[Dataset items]

------------------------------------------------

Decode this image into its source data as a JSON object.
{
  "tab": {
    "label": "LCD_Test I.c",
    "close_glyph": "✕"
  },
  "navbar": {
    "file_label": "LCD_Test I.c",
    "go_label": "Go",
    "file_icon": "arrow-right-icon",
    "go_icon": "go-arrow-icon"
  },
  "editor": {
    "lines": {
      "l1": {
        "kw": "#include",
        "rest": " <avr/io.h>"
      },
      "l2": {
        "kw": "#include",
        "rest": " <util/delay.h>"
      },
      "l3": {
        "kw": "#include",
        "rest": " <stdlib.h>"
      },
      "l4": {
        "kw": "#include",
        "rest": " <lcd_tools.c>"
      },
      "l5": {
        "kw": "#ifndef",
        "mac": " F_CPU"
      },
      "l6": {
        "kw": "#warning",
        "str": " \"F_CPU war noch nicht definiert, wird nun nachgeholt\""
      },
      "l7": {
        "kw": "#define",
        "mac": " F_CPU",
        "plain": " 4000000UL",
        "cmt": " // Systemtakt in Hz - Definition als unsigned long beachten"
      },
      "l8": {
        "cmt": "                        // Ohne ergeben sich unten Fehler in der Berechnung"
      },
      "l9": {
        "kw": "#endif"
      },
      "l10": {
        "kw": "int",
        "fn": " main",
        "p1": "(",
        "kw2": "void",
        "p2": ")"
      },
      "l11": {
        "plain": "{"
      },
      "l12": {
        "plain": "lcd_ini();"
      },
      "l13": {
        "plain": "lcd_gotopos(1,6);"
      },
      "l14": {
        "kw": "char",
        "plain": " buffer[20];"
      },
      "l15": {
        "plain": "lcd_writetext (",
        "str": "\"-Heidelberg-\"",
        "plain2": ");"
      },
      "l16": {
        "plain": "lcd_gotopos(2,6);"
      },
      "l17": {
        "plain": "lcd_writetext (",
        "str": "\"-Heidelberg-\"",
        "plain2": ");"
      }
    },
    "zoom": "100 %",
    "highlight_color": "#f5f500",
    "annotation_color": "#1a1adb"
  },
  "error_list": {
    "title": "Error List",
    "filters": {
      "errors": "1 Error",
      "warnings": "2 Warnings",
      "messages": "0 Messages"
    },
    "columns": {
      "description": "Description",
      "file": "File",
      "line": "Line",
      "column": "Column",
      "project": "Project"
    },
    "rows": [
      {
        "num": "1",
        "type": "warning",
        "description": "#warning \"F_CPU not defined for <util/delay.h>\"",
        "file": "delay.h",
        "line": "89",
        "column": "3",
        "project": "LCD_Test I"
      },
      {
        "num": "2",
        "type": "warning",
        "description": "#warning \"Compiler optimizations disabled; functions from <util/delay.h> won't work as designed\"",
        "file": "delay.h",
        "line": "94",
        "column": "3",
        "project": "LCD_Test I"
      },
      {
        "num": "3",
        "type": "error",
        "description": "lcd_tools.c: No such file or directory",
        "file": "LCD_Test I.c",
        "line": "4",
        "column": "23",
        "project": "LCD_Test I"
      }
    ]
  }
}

------------------------------------------------

Each entry above needs to be retyped exactly.

Decode this image into its source data as a JSON object.
{
  "tab": {
    "label": "LCD_Test I.c",
    "close_glyph": "✕"
  },
  "navbar": {
    "file_label": "LCD_Test I.c",
    "go_label": "Go",
    "file_icon": "arrow-right-icon",
    "go_icon": "go-arrow-icon"
  },
  "editor": {
    "lines": {
      "l1": {
        "kw": "#include",
        "rest": " <avr/io.h>"
      },
      "l2": {
        "kw": "#include",
        "rest": " <util/delay.h>"
      },
      "l3": {
        "kw": "#include",
        "rest": " <stdlib.h>"
      },
      "l4": {
        "kw": "#include",
        "rest": " <lcd_tools.c>"
      },
      "l5": {
        "kw": "#ifndef",
        "mac": " F_CPU"
      },
      "l6": {
        "kw": "#warning",
        "str": " \"F_CPU war noch nicht definiert, wird nun nachgeholt\""
      },
      "l7": {
        "kw": "#define",
        "mac": " F_CPU",
        "plain": " 4000000UL",
        "cmt": " // Systemtakt in Hz - Definition als unsigned long beachten"
      },
      "l8": {
        "cmt": "                        // Ohne ergeben sich unten Fehler in der Berechnung"
      },
      "l9": {
        "kw": "#endif"
      },
      "l10": {
        "kw": "int",
        "fn": " main",
        "p1": "(",
        "kw2": "void",
        "p2": ")"
      },
      "l11": {
        "plain": "{"
      },
      "l12": {
        "plain": "lcd_ini();"
      },
      "l13": {
        "plain": "lcd_gotopos(1,6);"
      },
      "l14": {
        "kw": "char",
        "plain": " buffer[20];"
      },
      "l15": {
        "plain": "lcd_writetext (",
        "str": "\"-Heidelberg-\"",
        "plain2": ");"
      },
      "l16": {
        "plain": "lcd_gotopos(2,6);"
      },
      "l17": {
        "plain": "lcd_writetext (",
        "str": "\"-Heidelberg-\"",
        "plain2": ");"
      }
    },
    "zoom": "100 %",
    "highlight_color": "#f5f500",
    "annotation_color": "#1a1adb"
  },
  "error_list": {
    "title": "Error List",
    "filters": {
      "errors": "1 Error",
      "warnings": "2 Warnings",
      "messages": "0 Messages"
    },
    "columns": {
      "description": "Description",
      "file": "File",
      "line": "Line",
      "column": "Column",
      "project": "Project"
    },
    "rows": [
      {
        "num": "1",
        "type": "warning",
        "description": "#warning \"F_CPU not defined for <util/delay.h>\"",
        "file": "delay.h",
        "line": "89",
        "column": "3",
        "project": "LCD_Test I"
      },
      {
        "num": "2",
        "type": "warning",
        "description": "#warning \"Compiler optimizations disabled; functions from <util/delay.h> won't work as designed\"",
        "file": "delay.h",
        "line": "94",
        "column": "3",
        "project": "LCD_Test I"
      },
      {
        "num": "3",
        "type": "error",
        "description": "lcd_tools.c: No such file or directory",
        "file": "LCD_Test I.c",
        "line": "4",
        "column": "23",
        "project": "LCD_Test I"
      }
    ]
  }
}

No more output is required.